** Start PROVIDED DATA **

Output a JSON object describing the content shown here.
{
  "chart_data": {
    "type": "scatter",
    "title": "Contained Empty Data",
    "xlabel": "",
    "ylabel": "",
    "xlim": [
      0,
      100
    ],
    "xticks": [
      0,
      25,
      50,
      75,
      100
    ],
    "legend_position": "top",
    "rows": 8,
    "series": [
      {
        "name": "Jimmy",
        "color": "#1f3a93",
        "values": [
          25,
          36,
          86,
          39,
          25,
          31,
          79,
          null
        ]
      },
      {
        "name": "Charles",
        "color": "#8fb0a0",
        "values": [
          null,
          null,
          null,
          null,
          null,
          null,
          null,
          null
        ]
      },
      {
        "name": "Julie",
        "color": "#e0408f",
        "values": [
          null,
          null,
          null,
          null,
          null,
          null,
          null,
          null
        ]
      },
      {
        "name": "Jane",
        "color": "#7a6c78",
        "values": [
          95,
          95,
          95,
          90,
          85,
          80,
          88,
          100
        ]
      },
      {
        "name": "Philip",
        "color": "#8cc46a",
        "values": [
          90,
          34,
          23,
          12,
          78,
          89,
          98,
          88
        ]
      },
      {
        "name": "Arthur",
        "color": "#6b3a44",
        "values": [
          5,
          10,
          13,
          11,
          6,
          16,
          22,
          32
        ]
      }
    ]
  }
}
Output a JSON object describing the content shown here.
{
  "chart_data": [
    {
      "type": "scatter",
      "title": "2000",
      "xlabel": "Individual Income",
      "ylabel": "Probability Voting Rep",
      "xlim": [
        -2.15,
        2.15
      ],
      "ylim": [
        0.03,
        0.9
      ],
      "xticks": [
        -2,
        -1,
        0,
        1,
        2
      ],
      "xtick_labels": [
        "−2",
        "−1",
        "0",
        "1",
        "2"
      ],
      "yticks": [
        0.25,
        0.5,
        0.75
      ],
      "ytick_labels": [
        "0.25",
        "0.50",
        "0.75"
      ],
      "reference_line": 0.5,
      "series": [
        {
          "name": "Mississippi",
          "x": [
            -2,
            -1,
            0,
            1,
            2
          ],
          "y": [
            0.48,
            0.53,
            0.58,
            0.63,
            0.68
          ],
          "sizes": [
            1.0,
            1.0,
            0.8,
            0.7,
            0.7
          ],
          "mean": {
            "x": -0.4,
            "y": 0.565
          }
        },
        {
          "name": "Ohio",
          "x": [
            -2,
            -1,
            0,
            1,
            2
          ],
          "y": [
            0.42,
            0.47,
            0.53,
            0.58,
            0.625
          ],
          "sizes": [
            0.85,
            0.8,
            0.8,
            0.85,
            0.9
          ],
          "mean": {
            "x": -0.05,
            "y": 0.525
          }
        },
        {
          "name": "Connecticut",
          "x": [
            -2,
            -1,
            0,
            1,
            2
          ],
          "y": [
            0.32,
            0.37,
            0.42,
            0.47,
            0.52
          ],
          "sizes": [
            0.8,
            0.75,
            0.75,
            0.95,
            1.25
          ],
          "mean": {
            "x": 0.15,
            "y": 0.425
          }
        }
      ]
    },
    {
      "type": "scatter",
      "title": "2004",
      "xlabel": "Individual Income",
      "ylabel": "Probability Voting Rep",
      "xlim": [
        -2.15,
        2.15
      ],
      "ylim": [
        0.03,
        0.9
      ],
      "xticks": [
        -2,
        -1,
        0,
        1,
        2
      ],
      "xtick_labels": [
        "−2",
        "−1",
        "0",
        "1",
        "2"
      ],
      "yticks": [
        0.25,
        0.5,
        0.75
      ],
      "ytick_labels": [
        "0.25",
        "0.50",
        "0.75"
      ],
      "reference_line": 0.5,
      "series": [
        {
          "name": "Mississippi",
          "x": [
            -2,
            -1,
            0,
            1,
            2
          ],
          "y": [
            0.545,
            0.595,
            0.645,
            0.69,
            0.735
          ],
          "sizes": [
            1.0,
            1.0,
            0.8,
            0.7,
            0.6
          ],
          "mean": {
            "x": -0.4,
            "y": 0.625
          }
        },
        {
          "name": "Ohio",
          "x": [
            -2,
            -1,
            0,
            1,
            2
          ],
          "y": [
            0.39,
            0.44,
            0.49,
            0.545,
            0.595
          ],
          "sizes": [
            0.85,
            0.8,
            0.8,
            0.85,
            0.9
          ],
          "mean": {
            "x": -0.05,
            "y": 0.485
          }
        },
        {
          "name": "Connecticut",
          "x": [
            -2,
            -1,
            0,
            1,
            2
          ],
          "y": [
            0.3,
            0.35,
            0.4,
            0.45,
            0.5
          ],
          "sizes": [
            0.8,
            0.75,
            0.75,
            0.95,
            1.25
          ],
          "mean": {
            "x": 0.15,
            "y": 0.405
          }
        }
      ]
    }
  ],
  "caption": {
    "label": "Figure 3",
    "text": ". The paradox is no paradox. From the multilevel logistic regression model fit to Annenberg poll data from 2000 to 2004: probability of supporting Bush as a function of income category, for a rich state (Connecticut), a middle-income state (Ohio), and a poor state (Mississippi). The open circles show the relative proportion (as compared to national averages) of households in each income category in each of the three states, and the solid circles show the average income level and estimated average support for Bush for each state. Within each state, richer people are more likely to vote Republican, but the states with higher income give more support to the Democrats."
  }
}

** End PROVIDED DATA **

WHAT THE TASK ASKS:
Copy every line of the listing containing the string "color".

ANSWER TO THIS PROBLEM:
        "color": "#1f3a93",
        "color": "#8fb0a0",
        "color": "#e0408f",
        "color": "#7a6c78",
        "color": "#8cc46a",
        "color": "#6b3a44",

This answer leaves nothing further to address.